> **Your instructions**:
Quote, without change, all of the lines that follow.

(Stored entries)
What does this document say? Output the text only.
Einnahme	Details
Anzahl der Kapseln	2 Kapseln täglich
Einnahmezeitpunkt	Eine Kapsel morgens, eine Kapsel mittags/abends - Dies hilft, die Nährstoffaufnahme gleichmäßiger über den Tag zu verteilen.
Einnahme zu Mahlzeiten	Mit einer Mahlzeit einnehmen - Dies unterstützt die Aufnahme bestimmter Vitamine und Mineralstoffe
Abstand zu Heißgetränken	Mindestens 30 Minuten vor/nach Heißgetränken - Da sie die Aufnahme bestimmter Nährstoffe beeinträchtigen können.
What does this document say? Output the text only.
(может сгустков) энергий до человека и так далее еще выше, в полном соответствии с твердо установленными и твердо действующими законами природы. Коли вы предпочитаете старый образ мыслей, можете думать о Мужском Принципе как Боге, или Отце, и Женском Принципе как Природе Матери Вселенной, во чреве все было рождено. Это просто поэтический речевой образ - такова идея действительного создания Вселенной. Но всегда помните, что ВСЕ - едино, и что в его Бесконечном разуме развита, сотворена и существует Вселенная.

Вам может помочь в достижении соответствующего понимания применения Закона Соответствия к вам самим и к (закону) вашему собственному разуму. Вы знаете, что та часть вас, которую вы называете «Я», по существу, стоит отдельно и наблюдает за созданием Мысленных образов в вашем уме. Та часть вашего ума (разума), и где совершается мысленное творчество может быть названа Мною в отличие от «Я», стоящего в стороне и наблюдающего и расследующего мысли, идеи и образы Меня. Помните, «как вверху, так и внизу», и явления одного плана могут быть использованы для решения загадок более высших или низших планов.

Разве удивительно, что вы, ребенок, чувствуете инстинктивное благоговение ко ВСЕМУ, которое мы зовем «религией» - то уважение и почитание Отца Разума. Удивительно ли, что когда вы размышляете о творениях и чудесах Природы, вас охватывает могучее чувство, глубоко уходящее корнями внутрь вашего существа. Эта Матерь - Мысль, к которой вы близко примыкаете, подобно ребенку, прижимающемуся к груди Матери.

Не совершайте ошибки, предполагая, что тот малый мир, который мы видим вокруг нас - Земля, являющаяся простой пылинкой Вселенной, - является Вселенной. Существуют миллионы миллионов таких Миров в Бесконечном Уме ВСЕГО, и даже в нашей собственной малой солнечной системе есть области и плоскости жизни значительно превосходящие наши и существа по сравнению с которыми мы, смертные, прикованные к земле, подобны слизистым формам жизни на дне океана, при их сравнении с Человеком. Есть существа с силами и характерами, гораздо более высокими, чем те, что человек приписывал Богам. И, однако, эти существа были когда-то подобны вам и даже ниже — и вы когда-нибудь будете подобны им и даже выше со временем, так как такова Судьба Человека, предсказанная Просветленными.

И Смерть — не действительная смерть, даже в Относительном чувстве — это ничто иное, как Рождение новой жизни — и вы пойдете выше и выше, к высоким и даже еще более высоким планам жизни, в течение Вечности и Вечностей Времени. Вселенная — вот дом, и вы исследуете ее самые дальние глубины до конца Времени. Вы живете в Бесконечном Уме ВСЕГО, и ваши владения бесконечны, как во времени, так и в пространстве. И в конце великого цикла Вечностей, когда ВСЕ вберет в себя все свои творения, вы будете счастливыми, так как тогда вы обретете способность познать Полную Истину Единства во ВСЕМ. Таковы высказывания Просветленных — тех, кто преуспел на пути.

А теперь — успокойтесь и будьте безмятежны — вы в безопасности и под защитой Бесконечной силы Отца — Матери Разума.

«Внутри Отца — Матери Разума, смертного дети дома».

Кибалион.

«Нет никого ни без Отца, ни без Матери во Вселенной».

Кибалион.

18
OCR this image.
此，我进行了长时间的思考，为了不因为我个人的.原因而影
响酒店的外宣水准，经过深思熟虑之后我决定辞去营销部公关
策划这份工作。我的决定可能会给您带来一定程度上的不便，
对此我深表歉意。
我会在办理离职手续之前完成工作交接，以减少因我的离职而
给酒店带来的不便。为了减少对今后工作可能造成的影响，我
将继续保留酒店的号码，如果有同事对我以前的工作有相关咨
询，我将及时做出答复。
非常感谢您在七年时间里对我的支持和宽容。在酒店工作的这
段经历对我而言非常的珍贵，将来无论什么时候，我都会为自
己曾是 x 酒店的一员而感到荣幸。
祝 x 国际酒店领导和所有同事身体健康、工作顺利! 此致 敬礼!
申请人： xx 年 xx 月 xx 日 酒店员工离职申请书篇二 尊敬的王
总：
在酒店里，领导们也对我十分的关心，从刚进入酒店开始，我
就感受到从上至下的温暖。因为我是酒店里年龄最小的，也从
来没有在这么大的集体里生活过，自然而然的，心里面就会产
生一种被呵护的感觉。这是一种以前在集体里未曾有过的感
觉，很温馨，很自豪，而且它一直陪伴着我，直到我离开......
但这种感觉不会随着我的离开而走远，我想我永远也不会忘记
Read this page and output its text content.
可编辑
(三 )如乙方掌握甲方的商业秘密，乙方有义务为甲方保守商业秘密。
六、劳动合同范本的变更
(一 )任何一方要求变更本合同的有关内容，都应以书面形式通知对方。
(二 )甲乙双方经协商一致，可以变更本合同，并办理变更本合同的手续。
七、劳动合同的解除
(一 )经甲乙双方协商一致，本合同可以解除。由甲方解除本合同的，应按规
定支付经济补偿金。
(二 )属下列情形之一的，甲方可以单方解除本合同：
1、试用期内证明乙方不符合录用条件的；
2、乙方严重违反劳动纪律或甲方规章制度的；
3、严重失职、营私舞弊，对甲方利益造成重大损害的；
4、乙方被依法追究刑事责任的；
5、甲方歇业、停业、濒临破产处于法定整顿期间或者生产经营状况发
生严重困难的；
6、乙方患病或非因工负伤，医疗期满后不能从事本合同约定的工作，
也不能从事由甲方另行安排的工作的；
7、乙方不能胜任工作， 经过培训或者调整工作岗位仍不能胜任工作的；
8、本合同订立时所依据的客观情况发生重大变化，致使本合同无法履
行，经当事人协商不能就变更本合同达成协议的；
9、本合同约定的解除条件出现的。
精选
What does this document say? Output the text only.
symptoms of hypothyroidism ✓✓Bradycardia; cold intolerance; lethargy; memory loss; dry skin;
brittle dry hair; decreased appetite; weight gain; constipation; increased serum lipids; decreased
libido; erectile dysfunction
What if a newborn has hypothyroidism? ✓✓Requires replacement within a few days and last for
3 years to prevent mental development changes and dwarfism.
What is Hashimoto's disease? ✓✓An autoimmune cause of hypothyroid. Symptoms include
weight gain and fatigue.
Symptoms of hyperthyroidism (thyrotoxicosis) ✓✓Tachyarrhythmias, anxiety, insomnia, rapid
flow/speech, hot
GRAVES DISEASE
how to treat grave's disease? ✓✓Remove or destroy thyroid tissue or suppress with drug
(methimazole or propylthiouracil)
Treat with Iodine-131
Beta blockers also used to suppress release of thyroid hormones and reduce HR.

> **Solution to this task**:
What does this document say? Output the text only.
Einnahme	Details
Anzahl der Kapseln	2 Kapseln täglich
Einnahmezeitpunkt	Eine Kapsel morgens, eine Kapsel mittags/abends - Dies hilft, die Nährstoffaufnahme gleichmäßiger über den Tag zu verteilen.
Einnahme zu Mahlzeiten	Mit einer Mahlzeit einnehmen - Dies unterstützt die Aufnahme bestimmter Vitamine und Mineralstoffe
Abstand zu Heißgetränken	Mindestens 30 Minuten vor/nach Heißgetränken - Da sie die Aufnahme bestimmter Nährstoffe beeinträchtigen können.
What does this document say? Output the text only.
(может сгустков) энергий до человека и так далее еще выше, в полном соответствии с твердо установленными и твердо действующими законами природы. Коли вы предпочитаете старый образ мыслей, можете думать о Мужском Принципе как Боге, или Отце, и Женском Принципе как Природе Матери Вселенной, во чреве все было рождено. Это просто поэтический речевой образ - такова идея действительного создания Вселенной. Но всегда помните, что ВСЕ - едино, и что в его Бесконечном разуме развита, сотворена и существует Вселенная.

Вам может помочь в достижении соответствующего понимания применения Закона Соответствия к вам самим и к (закону) вашему собственному разуму. Вы знаете, что та часть вас, которую вы называете «Я», по существу, стоит отдельно и наблюдает за созданием Мысленных образов в вашем уме. Та часть вашего ума (разума), и где совершается мысленное творчество может быть названа Мною в отличие от «Я», стоящего в стороне и наблюдающего и расследующего мысли, идеи и образы Меня. Помните, «как вверху, так и внизу», и явления одного плана могут быть использованы для решения загадок более высших или низших планов.

Разве удивительно, что вы, ребенок, чувствуете инстинктивное благоговение ко ВСЕМУ, которое мы зовем «религией» - то уважение и почитание Отца Разума. Удивительно ли, что когда вы размышляете о творениях и чудесах Природы, вас охватывает могучее чувство, глубоко уходящее корнями внутрь вашего существа. Эта Матерь - Мысль, к которой вы близко примыкаете, подобно ребенку, прижимающемуся к груди Матери.

Не совершайте ошибки, предполагая, что тот малый мир, который мы видим вокруг нас - Земля, являющаяся простой пылинкой Вселенной, - является Вселенной. Существуют миллионы миллионов таких Миров в Бесконечном Уме ВСЕГО, и даже в нашей собственной малой солнечной системе есть области и плоскости жизни значительно превосходящие наши и существа по сравнению с которыми мы, смертные, прикованные к земле, подобны слизистым формам жизни на дне океана, при их сравнении с Человеком. Есть существа с силами и характерами, гораздо более высокими, чем те, что человек приписывал Богам. И, однако, эти существа были когда-то подобны вам и даже ниже — и вы когда-нибудь будете подобны им и даже выше со временем, так как такова Судьба Человека, предсказанная Просветленными.

И Смерть — не действительная смерть, даже в Относительном чувстве — это ничто иное, как Рождение новой жизни — и вы пойдете выше и выше, к высоким и даже еще более высоким планам жизни, в течение Вечности и Вечностей Времени. Вселенная — вот дом, и вы исследуете ее самые дальние глубины до конца Времени. Вы живете в Бесконечном Уме ВСЕГО, и ваши владения бесконечны, как во времени, так и в пространстве. И в конце великого цикла Вечностей, когда ВСЕ вберет в себя все свои творения, вы будете счастливыми, так как тогда вы обретете способность познать Полную Истину Единства во ВСЕМ. Таковы высказывания Просветленных — тех, кто преуспел на пути.

А теперь — успокойтесь и будьте безмятежны — вы в безопасности и под защитой Бесконечной силы Отца — Матери Разума.

«Внутри Отца — Матери Разума, смертного дети дома».

Кибалион.

«Нет никого ни без Отца, ни без Матери во Вселенной».

Кибалион.

18
OCR this image.
此，我进行了长时间的思考，为了不因为我个人的.原因而影
响酒店的外宣水准，经过深思熟虑之后我决定辞去营销部公关
策划这份工作。我的决定可能会给您带来一定程度上的不便，
对此我深表歉意。
我会在办理离职手续之前完成工作交接，以减少因我的离职而
给酒店带来的不便。为了减少对今后工作可能造成的影响，我
将继续保留酒店的号码，如果有同事对我以前的工作有相关咨
询，我将及时做出答复。
非常感谢您在七年时间里对我的支持和宽容。在酒店工作的这
段经历对我而言非常的珍贵，将来无论什么时候，我都会为自
己曾是 x 酒店的一员而感到荣幸。
祝 x 国际酒店领导和所有同事身体健康、工作顺利! 此致 敬礼!
申请人： xx 年 xx 月 xx 日 酒店员工离职申请书篇二 尊敬的王
总：
在酒店里，领导们也对我十分的关心，从刚进入酒店开始，我
就感受到从上至下的温暖。因为我是酒店里年龄最小的，也从
来没有在这么大的集体里生活过，自然而然的，心里面就会产
生一种被呵护的感觉。这是一种以前在集体里未曾有过的感
觉，很温馨，很自豪，而且它一直陪伴着我，直到我离开......
但这种感觉不会随着我的离开而走远，我想我永远也不会忘记
Read this page and output its text content.
可编辑
(三 )如乙方掌握甲方的商业秘密，乙方有义务为甲方保守商业秘密。
六、劳动合同范本的变更
(一 )任何一方要求变更本合同的有关内容，都应以书面形式通知对方。
(二 )甲乙双方经协商一致，可以变更本合同，并办理变更本合同的手续。
七、劳动合同的解除
(一 )经甲乙双方协商一致，本合同可以解除。由甲方解除本合同的，应按规
定支付经济补偿金。
(二 )属下列情形之一的，甲方可以单方解除本合同：
1、试用期内证明乙方不符合录用条件的；
2、乙方严重违反劳动纪律或甲方规章制度的；
3、严重失职、营私舞弊，对甲方利益造成重大损害的；
4、乙方被依法追究刑事责任的；
5、甲方歇业、停业、濒临破产处于法定整顿期间或者生产经营状况发
生严重困难的；
6、乙方患病或非因工负伤，医疗期满后不能从事本合同约定的工作，
也不能从事由甲方另行安排的工作的；
7、乙方不能胜任工作， 经过培训或者调整工作岗位仍不能胜任工作的；
8、本合同订立时所依据的客观情况发生重大变化，致使本合同无法履
行，经当事人协商不能就变更本合同达成协议的；
9、本合同约定的解除条件出现的。
精选
What does this document say? Output the text only.
symptoms of hypothyroidism ✓✓Bradycardia; cold intolerance; lethargy; memory loss; dry skin;
brittle dry hair; decreased appetite; weight gain; constipation; increased serum lipids; decreased
libido; erectile dysfunction
What if a newborn has hypothyroidism? ✓✓Requires replacement within a few days and last for
3 years to prevent mental development changes and dwarfism.
What is Hashimoto's disease? ✓✓An autoimmune cause of hypothyroid. Symptoms include
weight gain and fatigue.
Symptoms of hyperthyroidism (thyrotoxicosis) ✓✓Tachyarrhythmias, anxiety, insomnia, rapid
flow/speech, hot
GRAVES DISEASE
how to treat grave's disease? ✓✓Remove or destroy thyroid tissue or suppress with drug
(methimazole or propylthiouracil)
Treat with Iodine-131
Beta blockers also used to suppress release of thyroid hormones and reduce HR.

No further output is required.